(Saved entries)
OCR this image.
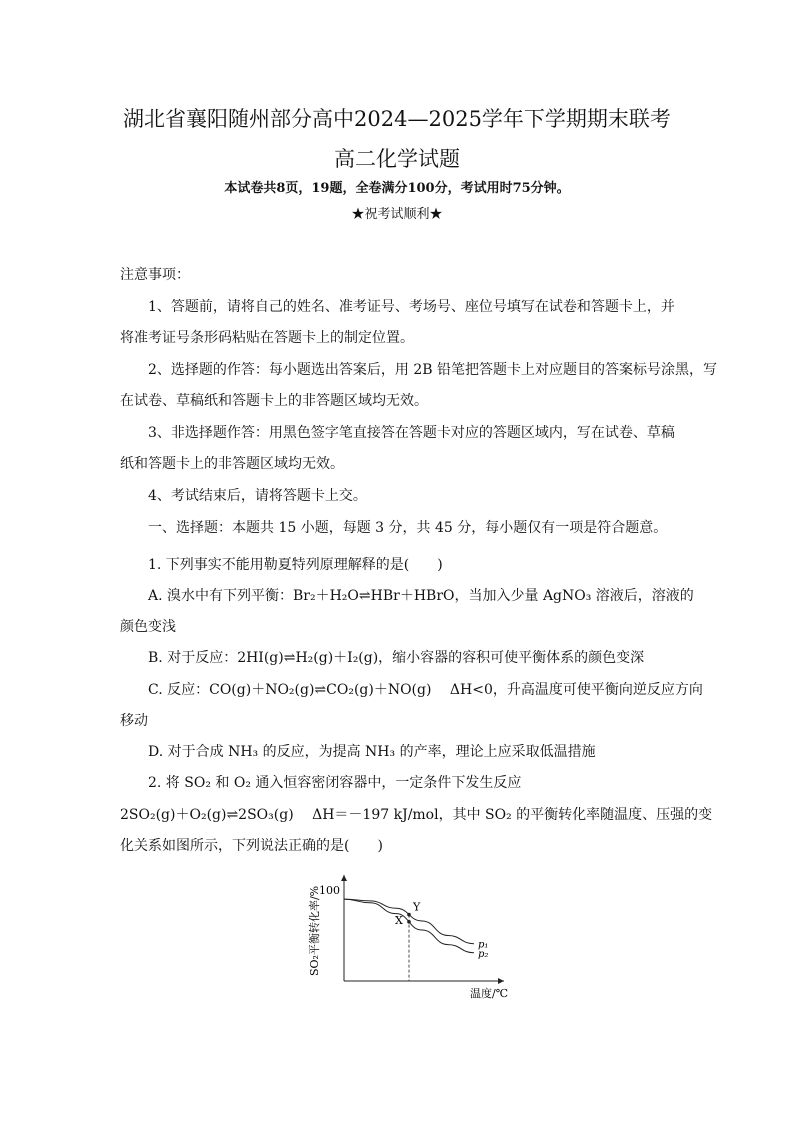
湖北省襄阳随州部分高中2024—2025学年下学期期末联考
高二化学试题
本试卷共8页，19题，全卷满分100分，考试用时75分钟。
★祝考试顺利★
注意事项：
1、答题前，请将自己的姓名、准考证号、考场号、座位号填写在试卷和答题卡上，并
将准考证号条形码粘贴在答题卡上的制定位置。
2、选择题的作答：每小题选出答案后，用 2B 铅笔把答题卡上对应题目的答案标号涂黑，写
在试卷、草稿纸和答题卡上的非答题区域均无效。
3、非选择题作答：用黑色签字笔直接答在答题卡对应的答题区域内，写在试卷、草稿
纸和答题卡上的非答题区域均无效。
4、考试结束后，请将答题卡上交。
一、选择题：本题共 15 小题，每题 3 分，共 45 分，每小题仅有一项是符合题意。
1. 下列事实不能用勒夏特列原理解释的是(　　)
A. 溴水中有下列平衡：Br₂＋H₂O⇌HBr＋HBrO，当加入少量 AgNO₃ 溶液后，溶液的
颜色变浅
B. 对于反应：2HI(g)⇌H₂(g)＋I₂(g)，缩小容器的容积可使平衡体系的颜色变深
C. 反应：CO(g)＋NO₂(g)⇌CO₂(g)＋NO(g)　 ΔH<0，升高温度可使平衡向逆反应方向
移动
D. 对于合成 NH₃ 的反应，为提高 NH₃ 的产率，理论上应采取低温措施
2. 将 SO₂ 和 O₂ 通入恒容密闭容器中，一定条件下发生反应
2SO₂(g)＋O₂(g)⇌2SO₃(g)　 ΔH＝－197 kJ/mol，其中 SO₂ 的平衡转化率随温度、压强的变
化关系如图所示，下列说法正确的是(　　)
100
SO₂平衡转化率/%
温度/℃
p₁
p₂
Y
X
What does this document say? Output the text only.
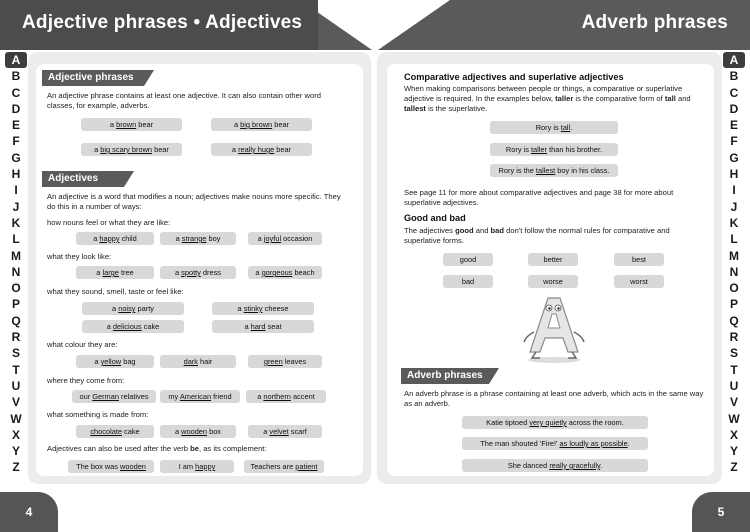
Adjective phrases • Adjectives	Adverb phrases
A
B
C
D
E
F
G
H
I
J
K
L
M
N
O
P
Q
R
S
T
U
V
W
X
Y
Z
A
B
C
D
E
F
G
H
I
J
K
L
M
N
O
P
Q
R
S
T
U
V
W
X
Y
Z
4	5
Adjective phrases
An adjective phrase contains at least one adjective. It can also contain other word classes, for example, adverbs.
a brown bear	a big brown bear
a big scary brown bear	a really huge bear
a happy child	a strange boy	a joyful occasion
a large tree	a spotty dress	a gorgeous beach
a noisy party	a stinky cheese
a delicious cake	a hard seat
a yellow bag	dark hair	green leaves
our German relatives	my American friend	a northern accent
chocolate cake	a wooden box	a velvet scarf
The box was wooden	I am happy	Teachers are patient
Adjectives
An adjective is a word that modifies a noun; adjectives make nouns more specific. They do this in a number of ways:
how nouns feel or what they are like:
what they look like:
what they sound, smell, taste or feel like:
what colour they are:
where they come from:
what something is made from:
Adjectives can also be used after the verb be, as its complement:
Comparative adjectives and superlative adjectives
When making comparisons between people or things, a comparative or superlative adjective is required. In the examples below, taller is the comparative form of tall and tallest is the superlative.
Rory is tall.
Rory is taller than his brother.
Rory is the tallest boy in his class.
good	better	best
bad	worse	worst
Katie tiptoed very quietly across the room.
The man shouted 'Fire!' as loudly as possible.
She danced really gracefully.
See page 11 for more about comparative adjectives and page 38 for more about superlative adjectives.
Good and bad
The adjectives good and bad don't follow the normal rules for comparative and superlative forms.
Adverb phrases
An adverb phrase is a phrase containing at least one adverb, which acts in the same way as an adverb.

Description of the task:
Check each line of the records for "like" and copy the ones that contain it.

Exercise response:
how nouns feel or what they are like:
what they look like:
what they sound, smell, taste or feel like:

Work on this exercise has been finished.